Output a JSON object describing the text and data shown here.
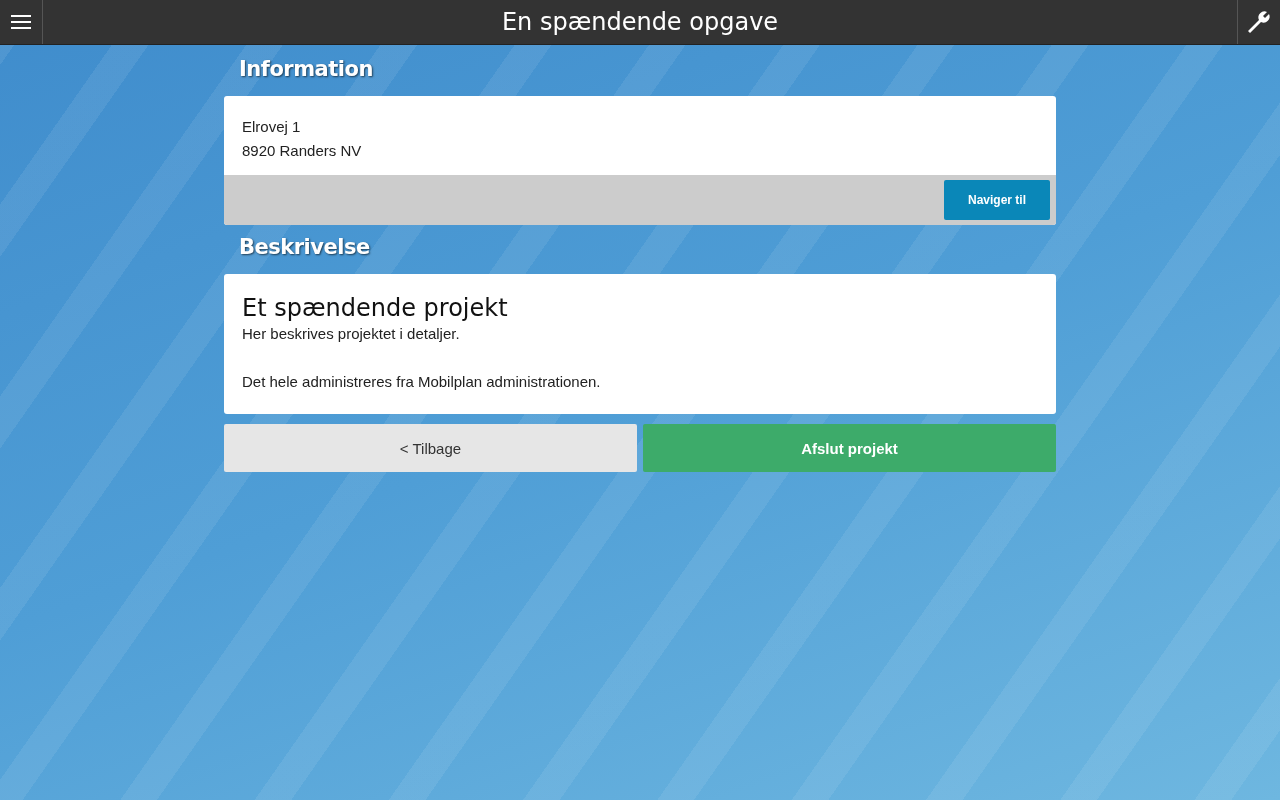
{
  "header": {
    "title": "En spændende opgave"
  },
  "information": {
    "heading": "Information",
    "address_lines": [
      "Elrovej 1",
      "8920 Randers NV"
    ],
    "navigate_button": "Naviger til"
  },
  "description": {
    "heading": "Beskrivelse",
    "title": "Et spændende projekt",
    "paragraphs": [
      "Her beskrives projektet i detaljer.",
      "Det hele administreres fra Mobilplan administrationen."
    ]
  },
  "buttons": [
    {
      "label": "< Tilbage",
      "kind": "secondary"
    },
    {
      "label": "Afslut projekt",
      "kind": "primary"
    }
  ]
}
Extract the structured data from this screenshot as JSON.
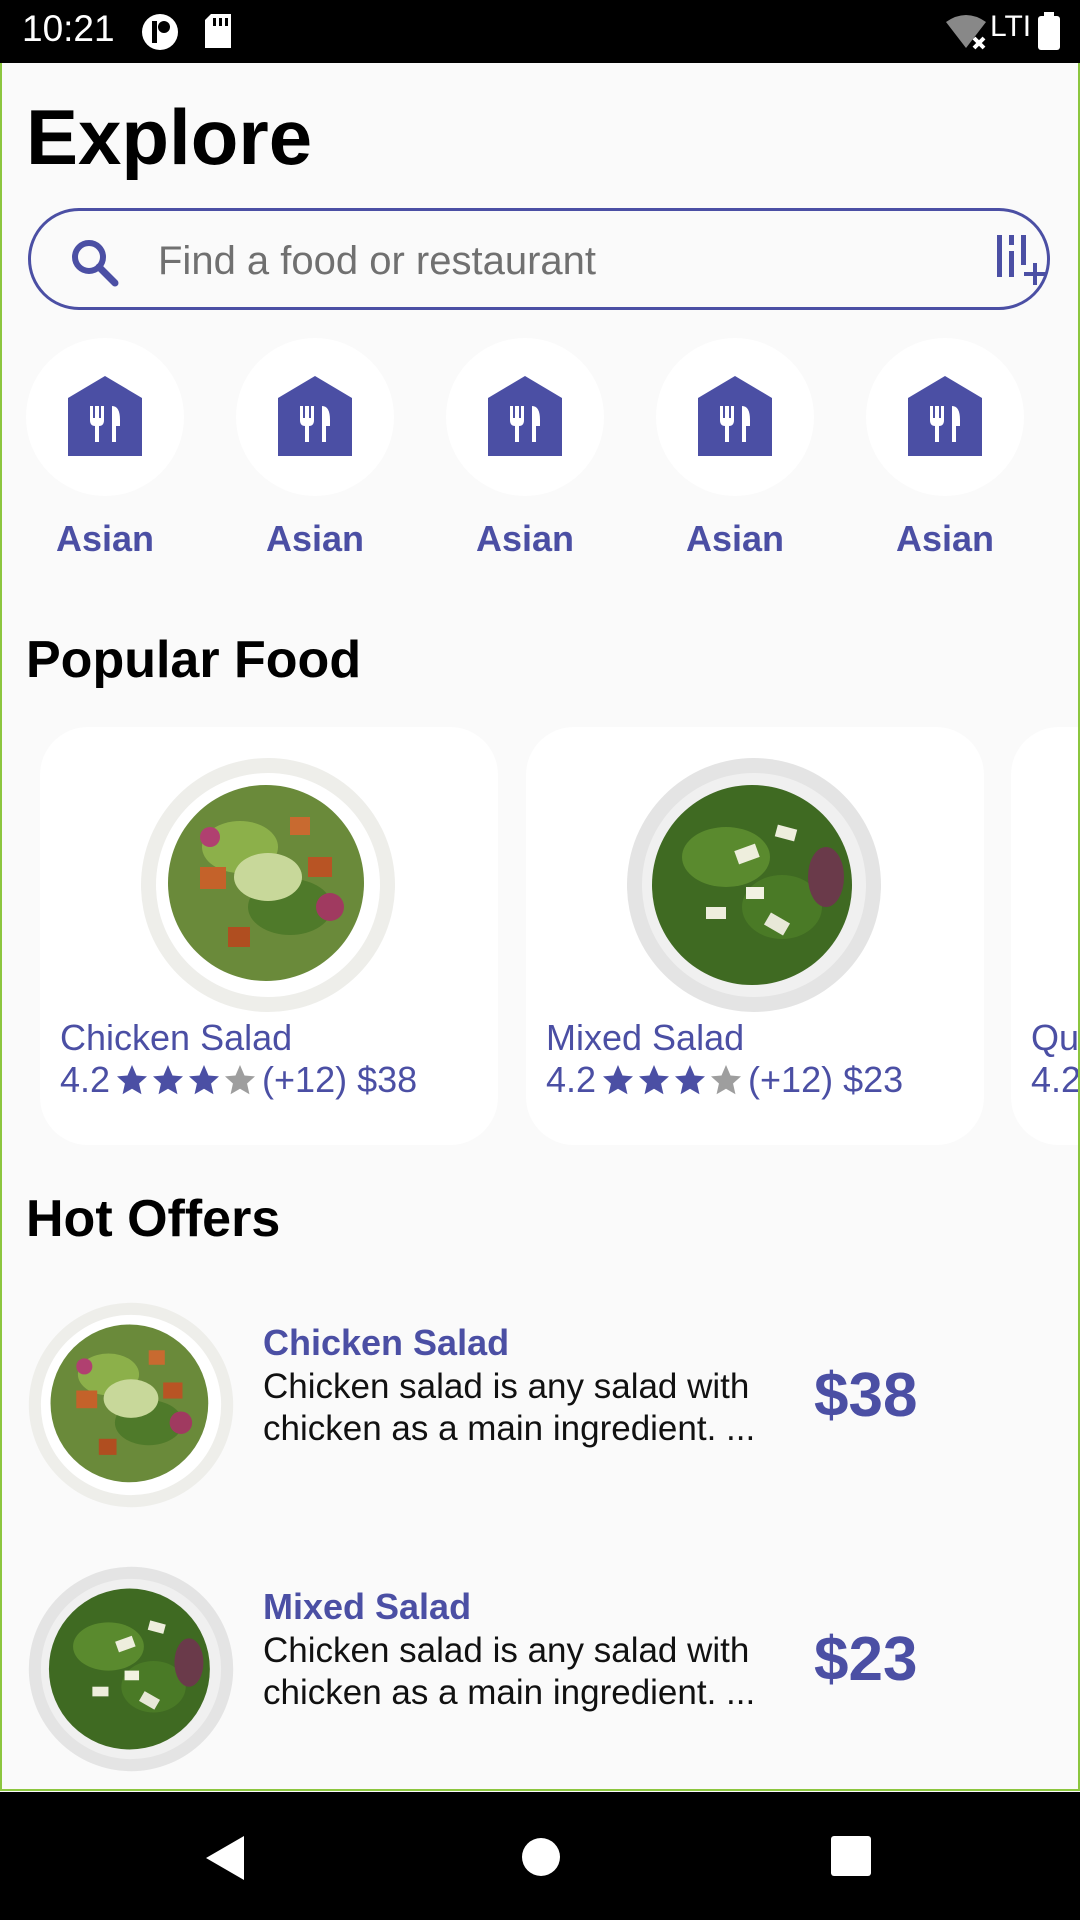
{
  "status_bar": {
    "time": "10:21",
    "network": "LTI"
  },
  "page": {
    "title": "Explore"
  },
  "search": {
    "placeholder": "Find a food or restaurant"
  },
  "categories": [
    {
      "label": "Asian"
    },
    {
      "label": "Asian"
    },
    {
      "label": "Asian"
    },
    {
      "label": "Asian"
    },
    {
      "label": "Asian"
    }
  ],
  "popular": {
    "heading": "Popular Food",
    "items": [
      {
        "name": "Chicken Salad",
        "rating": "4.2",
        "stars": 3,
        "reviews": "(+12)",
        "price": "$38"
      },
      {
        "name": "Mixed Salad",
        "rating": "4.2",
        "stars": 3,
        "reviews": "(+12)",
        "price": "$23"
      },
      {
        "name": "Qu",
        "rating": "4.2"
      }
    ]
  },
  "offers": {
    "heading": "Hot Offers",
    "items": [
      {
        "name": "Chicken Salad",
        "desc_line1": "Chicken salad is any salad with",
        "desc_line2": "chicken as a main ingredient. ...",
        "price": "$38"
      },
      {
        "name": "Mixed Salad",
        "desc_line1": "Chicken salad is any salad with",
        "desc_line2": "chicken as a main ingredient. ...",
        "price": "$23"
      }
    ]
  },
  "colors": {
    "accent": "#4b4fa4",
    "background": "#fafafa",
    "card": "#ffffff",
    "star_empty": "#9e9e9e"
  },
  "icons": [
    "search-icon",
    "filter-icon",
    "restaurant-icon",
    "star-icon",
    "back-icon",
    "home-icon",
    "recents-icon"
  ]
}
^^^^^^^^
Copy out the listing exactly as it stands, but not the pictures.

- [Output for this exercise]
Output a JSON object describing the text and data shown here.
{
  "header": {
    "title": "En spændende opgave"
  },
  "information": {
    "heading": "Information",
    "address_lines": [
      "Elrovej 1",
      "8920 Randers NV"
    ],
    "navigate_button": "Naviger til"
  },
  "description": {
    "heading": "Beskrivelse",
    "title": "Et spændende projekt",
    "paragraphs": [
      "Her beskrives projektet i detaljer.",
      "Det hele administreres fra Mobilplan administrationen."
    ]
  },
  "buttons": [
    {
      "label": "< Tilbage",
      "kind": "secondary"
    },
    {
      "label": "Afslut projekt",
      "kind": "primary"
    }
  ]
}
Extract the structured data from this screenshot as JSON.
{
  "status_bar": {
    "time": "10:21",
    "network": "LTI"
  },
  "page": {
    "title": "Explore"
  },
  "search": {
    "placeholder": "Find a food or restaurant"
  },
  "categories": [
    {
      "label": "Asian"
    },
    {
      "label": "Asian"
    },
    {
      "label": "Asian"
    },
    {
      "label": "Asian"
    },
    {
      "label": "Asian"
    }
  ],
  "popular": {
    "heading": "Popular Food",
    "items": [
      {
        "name": "Chicken Salad",
        "rating": "4.2",
        "stars": 3,
        "reviews": "(+12)",
        "price": "$38"
      },
      {
        "name": "Mixed Salad",
        "rating": "4.2",
        "stars": 3,
        "reviews": "(+12)",
        "price": "$23"
      },
      {
        "name": "Qu",
        "rating": "4.2"
      }
    ]
  },
  "offers": {
    "heading": "Hot Offers",
    "items": [
      {
        "name": "Chicken Salad",
        "desc_line1": "Chicken salad is any salad with",
        "desc_line2": "chicken as a main ingredient. ...",
        "price": "$38"
      },
      {
        "name": "Mixed Salad",
        "desc_line1": "Chicken salad is any salad with",
        "desc_line2": "chicken as a main ingredient. ...",
        "price": "$23"
      }
    ]
  },
  "colors": {
    "accent": "#4b4fa4",
    "background": "#fafafa",
    "card": "#ffffff",
    "star_empty": "#9e9e9e"
  },
  "icons": [
    "search-icon",
    "filter-icon",
    "restaurant-icon",
    "star-icon",
    "back-icon",
    "home-icon",
    "recents-icon"
  ]
}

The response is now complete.